** YOUR INSTRUCTIONS **
Every line of the material below must be repeated exactly.
== == ==
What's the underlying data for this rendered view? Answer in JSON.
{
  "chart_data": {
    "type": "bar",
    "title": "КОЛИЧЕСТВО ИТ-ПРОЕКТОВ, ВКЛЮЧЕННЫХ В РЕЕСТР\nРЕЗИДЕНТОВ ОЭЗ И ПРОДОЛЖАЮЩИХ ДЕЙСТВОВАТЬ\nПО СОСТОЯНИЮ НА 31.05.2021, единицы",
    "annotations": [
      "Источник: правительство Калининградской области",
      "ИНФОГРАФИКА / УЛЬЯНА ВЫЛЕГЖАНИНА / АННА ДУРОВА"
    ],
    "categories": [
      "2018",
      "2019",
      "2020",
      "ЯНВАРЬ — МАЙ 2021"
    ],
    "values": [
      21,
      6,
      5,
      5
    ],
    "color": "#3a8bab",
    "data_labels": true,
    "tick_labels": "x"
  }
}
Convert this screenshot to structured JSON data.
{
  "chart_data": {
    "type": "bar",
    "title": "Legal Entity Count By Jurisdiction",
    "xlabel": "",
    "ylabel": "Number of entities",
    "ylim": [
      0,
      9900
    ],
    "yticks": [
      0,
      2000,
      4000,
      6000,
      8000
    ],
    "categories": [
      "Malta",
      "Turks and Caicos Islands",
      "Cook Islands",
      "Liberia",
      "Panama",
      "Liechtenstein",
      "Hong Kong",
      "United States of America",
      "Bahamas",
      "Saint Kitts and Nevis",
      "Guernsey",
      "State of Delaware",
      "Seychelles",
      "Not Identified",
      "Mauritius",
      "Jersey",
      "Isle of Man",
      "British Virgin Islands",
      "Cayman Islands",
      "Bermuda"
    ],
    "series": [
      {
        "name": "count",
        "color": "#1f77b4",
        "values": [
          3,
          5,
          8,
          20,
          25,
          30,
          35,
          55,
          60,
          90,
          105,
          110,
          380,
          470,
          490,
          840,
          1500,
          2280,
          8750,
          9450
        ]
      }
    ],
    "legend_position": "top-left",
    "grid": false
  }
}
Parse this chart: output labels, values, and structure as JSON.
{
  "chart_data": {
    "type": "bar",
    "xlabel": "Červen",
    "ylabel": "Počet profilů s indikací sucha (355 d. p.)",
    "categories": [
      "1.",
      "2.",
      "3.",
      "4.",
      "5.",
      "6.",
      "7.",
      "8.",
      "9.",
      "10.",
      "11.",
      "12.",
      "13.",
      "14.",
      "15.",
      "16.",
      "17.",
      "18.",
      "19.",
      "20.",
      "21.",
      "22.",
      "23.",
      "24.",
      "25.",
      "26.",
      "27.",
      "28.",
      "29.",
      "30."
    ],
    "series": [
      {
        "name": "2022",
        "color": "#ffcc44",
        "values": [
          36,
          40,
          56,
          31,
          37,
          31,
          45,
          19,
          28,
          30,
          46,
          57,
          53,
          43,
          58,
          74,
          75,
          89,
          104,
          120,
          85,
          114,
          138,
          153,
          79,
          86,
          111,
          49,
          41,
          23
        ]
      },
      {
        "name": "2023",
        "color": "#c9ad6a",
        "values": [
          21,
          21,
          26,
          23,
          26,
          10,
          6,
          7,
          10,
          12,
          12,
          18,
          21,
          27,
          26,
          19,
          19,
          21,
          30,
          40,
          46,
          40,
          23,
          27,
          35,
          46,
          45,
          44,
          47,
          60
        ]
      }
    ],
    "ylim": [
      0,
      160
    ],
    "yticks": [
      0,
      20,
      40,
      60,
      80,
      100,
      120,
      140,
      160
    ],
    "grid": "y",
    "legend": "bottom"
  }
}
== == ==
** FINISHED EXERCISE **
What's the underlying data for this rendered view? Answer in JSON.
{
  "chart_data": {
    "type": "bar",
    "title": "КОЛИЧЕСТВО ИТ-ПРОЕКТОВ, ВКЛЮЧЕННЫХ В РЕЕСТР\nРЕЗИДЕНТОВ ОЭЗ И ПРОДОЛЖАЮЩИХ ДЕЙСТВОВАТЬ\nПО СОСТОЯНИЮ НА 31.05.2021, единицы",
    "annotations": [
      "Источник: правительство Калининградской области",
      "ИНФОГРАФИКА / УЛЬЯНА ВЫЛЕГЖАНИНА / АННА ДУРОВА"
    ],
    "categories": [
      "2018",
      "2019",
      "2020",
      "ЯНВАРЬ — МАЙ 2021"
    ],
    "values": [
      21,
      6,
      5,
      5
    ],
    "color": "#3a8bab",
    "data_labels": true,
    "tick_labels": "x"
  }
}
Convert this screenshot to structured JSON data.
{
  "chart_data": {
    "type": "bar",
    "title": "Legal Entity Count By Jurisdiction",
    "xlabel": "",
    "ylabel": "Number of entities",
    "ylim": [
      0,
      9900
    ],
    "yticks": [
      0,
      2000,
      4000,
      6000,
      8000
    ],
    "categories": [
      "Malta",
      "Turks and Caicos Islands",
      "Cook Islands",
      "Liberia",
      "Panama",
      "Liechtenstein",
      "Hong Kong",
      "United States of America",
      "Bahamas",
      "Saint Kitts and Nevis",
      "Guernsey",
      "State of Delaware",
      "Seychelles",
      "Not Identified",
      "Mauritius",
      "Jersey",
      "Isle of Man",
      "British Virgin Islands",
      "Cayman Islands",
      "Bermuda"
    ],
    "series": [
      {
        "name": "count",
        "color": "#1f77b4",
        "values": [
          3,
          5,
          8,
          20,
          25,
          30,
          35,
          55,
          60,
          90,
          105,
          110,
          380,
          470,
          490,
          840,
          1500,
          2280,
          8750,
          9450
        ]
      }
    ],
    "legend_position": "top-left",
    "grid": false
  }
}
Parse this chart: output labels, values, and structure as JSON.
{
  "chart_data": {
    "type": "bar",
    "xlabel": "Červen",
    "ylabel": "Počet profilů s indikací sucha (355 d. p.)",
    "categories": [
      "1.",
      "2.",
      "3.",
      "4.",
      "5.",
      "6.",
      "7.",
      "8.",
      "9.",
      "10.",
      "11.",
      "12.",
      "13.",
      "14.",
      "15.",
      "16.",
      "17.",
      "18.",
      "19.",
      "20.",
      "21.",
      "22.",
      "23.",
      "24.",
      "25.",
      "26.",
      "27.",
      "28.",
      "29.",
      "30."
    ],
    "series": [
      {
        "name": "2022",
        "color": "#ffcc44",
        "values": [
          36,
          40,
          56,
          31,
          37,
          31,
          45,
          19,
          28,
          30,
          46,
          57,
          53,
          43,
          58,
          74,
          75,
          89,
          104,
          120,
          85,
          114,
          138,
          153,
          79,
          86,
          111,
          49,
          41,
          23
        ]
      },
      {
        "name": "2023",
        "color": "#c9ad6a",
        "values": [
          21,
          21,
          26,
          23,
          26,
          10,
          6,
          7,
          10,
          12,
          12,
          18,
          21,
          27,
          26,
          19,
          19,
          21,
          30,
          40,
          46,
          40,
          23,
          27,
          35,
          46,
          45,
          44,
          47,
          60
        ]
      }
    ],
    "ylim": [
      0,
      160
    ],
    "yticks": [
      0,
      20,
      40,
      60,
      80,
      100,
      120,
      140,
      160
    ],
    "grid": "y",
    "legend": "bottom"
  }
}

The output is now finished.